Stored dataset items
.....
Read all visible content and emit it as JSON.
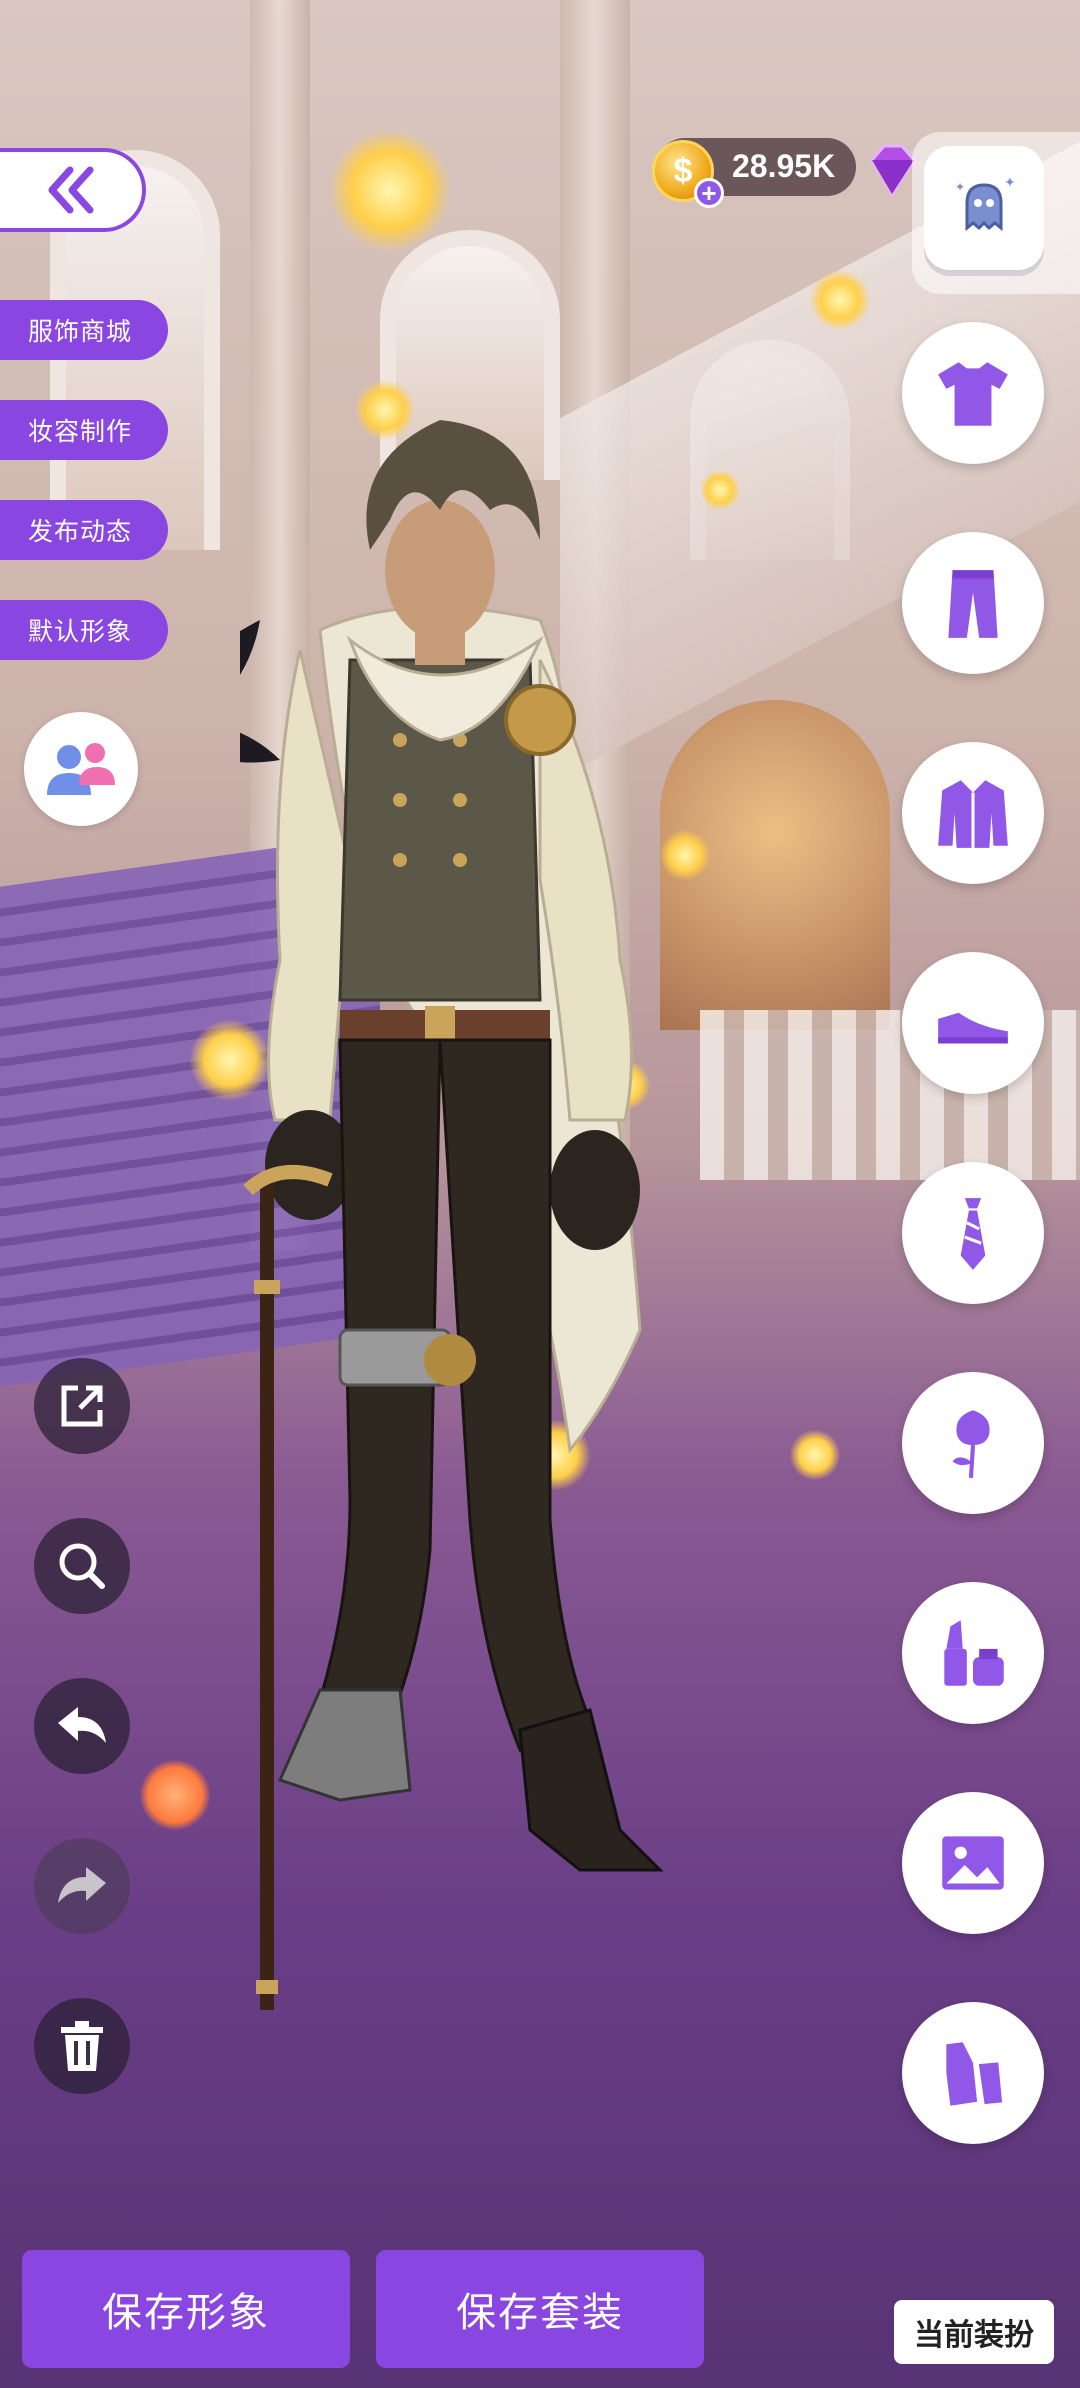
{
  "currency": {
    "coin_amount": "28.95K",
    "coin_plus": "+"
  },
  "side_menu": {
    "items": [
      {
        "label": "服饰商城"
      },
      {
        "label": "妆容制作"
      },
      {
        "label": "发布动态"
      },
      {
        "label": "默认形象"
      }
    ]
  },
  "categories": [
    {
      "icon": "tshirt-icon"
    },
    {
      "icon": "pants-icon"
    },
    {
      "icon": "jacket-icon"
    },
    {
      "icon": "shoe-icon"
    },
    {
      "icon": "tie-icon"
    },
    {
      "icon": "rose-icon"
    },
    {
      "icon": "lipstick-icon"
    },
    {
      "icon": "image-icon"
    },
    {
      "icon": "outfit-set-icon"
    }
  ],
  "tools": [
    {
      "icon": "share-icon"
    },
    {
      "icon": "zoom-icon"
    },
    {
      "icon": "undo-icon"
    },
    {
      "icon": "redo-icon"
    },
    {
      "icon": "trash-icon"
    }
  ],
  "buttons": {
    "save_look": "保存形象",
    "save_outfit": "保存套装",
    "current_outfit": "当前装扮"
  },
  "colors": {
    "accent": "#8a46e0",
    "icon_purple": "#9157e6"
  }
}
.....
Aim of the exercise ->
Give the data above again in full and unchanged, skipping the pictures.

Output for this exercise ->
Read all visible content and emit it as JSON.
{
  "currency": {
    "coin_amount": "28.95K",
    "coin_plus": "+"
  },
  "side_menu": {
    "items": [
      {
        "label": "服饰商城"
      },
      {
        "label": "妆容制作"
      },
      {
        "label": "发布动态"
      },
      {
        "label": "默认形象"
      }
    ]
  },
  "categories": [
    {
      "icon": "tshirt-icon"
    },
    {
      "icon": "pants-icon"
    },
    {
      "icon": "jacket-icon"
    },
    {
      "icon": "shoe-icon"
    },
    {
      "icon": "tie-icon"
    },
    {
      "icon": "rose-icon"
    },
    {
      "icon": "lipstick-icon"
    },
    {
      "icon": "image-icon"
    },
    {
      "icon": "outfit-set-icon"
    }
  ],
  "tools": [
    {
      "icon": "share-icon"
    },
    {
      "icon": "zoom-icon"
    },
    {
      "icon": "undo-icon"
    },
    {
      "icon": "redo-icon"
    },
    {
      "icon": "trash-icon"
    }
  ],
  "buttons": {
    "save_look": "保存形象",
    "save_outfit": "保存套装",
    "current_outfit": "当前装扮"
  },
  "colors": {
    "accent": "#8a46e0",
    "icon_purple": "#9157e6"
  }
}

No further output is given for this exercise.